## SUPPLIED RECORDS
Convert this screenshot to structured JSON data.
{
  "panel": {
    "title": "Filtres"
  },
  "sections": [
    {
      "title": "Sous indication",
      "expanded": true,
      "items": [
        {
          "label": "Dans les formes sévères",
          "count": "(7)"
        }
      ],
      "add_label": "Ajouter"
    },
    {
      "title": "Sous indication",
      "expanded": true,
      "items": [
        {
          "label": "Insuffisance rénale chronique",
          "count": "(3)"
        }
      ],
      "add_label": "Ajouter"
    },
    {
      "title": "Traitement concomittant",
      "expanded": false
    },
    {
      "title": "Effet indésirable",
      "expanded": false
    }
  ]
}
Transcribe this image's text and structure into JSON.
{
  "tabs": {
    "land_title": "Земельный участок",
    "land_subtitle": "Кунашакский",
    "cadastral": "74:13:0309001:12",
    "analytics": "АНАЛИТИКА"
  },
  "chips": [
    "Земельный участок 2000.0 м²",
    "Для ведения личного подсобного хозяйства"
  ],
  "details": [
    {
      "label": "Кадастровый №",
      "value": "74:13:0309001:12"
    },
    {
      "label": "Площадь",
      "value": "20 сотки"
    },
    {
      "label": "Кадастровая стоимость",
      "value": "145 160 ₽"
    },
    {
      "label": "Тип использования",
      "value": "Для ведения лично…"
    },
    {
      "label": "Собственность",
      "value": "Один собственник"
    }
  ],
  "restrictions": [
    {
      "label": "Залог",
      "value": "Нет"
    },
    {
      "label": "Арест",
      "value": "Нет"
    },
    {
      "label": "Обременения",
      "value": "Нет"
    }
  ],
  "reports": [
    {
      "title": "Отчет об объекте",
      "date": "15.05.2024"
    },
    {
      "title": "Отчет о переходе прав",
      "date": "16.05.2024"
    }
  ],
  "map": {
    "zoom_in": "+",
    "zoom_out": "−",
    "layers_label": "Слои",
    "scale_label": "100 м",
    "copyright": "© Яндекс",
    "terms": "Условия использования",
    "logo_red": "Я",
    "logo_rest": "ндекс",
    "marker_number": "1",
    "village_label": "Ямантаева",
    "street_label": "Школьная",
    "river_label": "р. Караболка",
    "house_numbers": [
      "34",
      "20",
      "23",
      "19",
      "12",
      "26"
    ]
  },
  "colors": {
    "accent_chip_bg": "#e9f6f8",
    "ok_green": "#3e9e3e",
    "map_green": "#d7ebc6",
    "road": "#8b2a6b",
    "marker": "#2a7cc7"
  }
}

## TASK OBJECTIVE
Starting at the line that contains "Transcribe this image's", copy each line exactly through the end of the listing above. Include that first line and the last one, and add nothing.

## EXERCISE RESPONSE
Transcribe this image's text and structure into JSON.
{
  "tabs": {
    "land_title": "Земельный участок",
    "land_subtitle": "Кунашакский",
    "cadastral": "74:13:0309001:12",
    "analytics": "АНАЛИТИКА"
  },
  "chips": [
    "Земельный участок 2000.0 м²",
    "Для ведения личного подсобного хозяйства"
  ],
  "details": [
    {
      "label": "Кадастровый №",
      "value": "74:13:0309001:12"
    },
    {
      "label": "Площадь",
      "value": "20 сотки"
    },
    {
      "label": "Кадастровая стоимость",
      "value": "145 160 ₽"
    },
    {
      "label": "Тип использования",
      "value": "Для ведения лично…"
    },
    {
      "label": "Собственность",
      "value": "Один собственник"
    }
  ],
  "restrictions": [
    {
      "label": "Залог",
      "value": "Нет"
    },
    {
      "label": "Арест",
      "value": "Нет"
    },
    {
      "label": "Обременения",
      "value": "Нет"
    }
  ],
  "reports": [
    {
      "title": "Отчет об объекте",
      "date": "15.05.2024"
    },
    {
      "title": "Отчет о переходе прав",
      "date": "16.05.2024"
    }
  ],
  "map": {
    "zoom_in": "+",
    "zoom_out": "−",
    "layers_label": "Слои",
    "scale_label": "100 м",
    "copyright": "© Яндекс",
    "terms": "Условия использования",
    "logo_red": "Я",
    "logo_rest": "ндекс",
    "marker_number": "1",
    "village_label": "Ямантаева",
    "street_label": "Школьная",
    "river_label": "р. Караболка",
    "house_numbers": [
      "34",
      "20",
      "23",
      "19",
      "12",
      "26"
    ]
  },
  "colors": {
    "accent_chip_bg": "#e9f6f8",
    "ok_green": "#3e9e3e",
    "map_green": "#d7ebc6",
    "road": "#8b2a6b",
    "marker": "#2a7cc7"
  }
}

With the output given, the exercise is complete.